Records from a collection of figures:
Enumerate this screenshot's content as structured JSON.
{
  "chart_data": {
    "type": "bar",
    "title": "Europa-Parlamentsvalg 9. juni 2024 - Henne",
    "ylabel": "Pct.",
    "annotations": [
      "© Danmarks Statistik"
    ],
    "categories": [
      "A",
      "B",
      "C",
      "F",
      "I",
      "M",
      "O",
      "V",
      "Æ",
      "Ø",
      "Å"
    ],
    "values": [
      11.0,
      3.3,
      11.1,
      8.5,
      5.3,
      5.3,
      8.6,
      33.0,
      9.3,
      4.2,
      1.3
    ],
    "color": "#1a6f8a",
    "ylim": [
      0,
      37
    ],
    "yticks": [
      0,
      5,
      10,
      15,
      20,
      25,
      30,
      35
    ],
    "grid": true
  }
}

==

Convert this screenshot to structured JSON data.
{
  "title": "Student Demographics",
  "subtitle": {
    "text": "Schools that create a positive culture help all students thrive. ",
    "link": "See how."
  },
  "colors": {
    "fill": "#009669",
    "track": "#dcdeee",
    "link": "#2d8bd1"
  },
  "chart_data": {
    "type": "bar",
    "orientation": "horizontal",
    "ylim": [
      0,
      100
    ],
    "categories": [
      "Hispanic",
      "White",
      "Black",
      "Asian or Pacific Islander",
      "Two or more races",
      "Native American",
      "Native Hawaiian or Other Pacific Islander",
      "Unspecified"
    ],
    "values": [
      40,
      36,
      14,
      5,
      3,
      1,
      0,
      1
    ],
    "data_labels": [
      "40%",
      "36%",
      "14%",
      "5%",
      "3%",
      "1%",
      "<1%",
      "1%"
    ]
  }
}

** EXERCISE DIRECTIONS **
Each line in the listing above that contains "Islander" should be copied.

** EXERCISE RESPONSE **
      "Asian or Pacific Islander",
      "Native Hawaiian or Other Pacific Islander",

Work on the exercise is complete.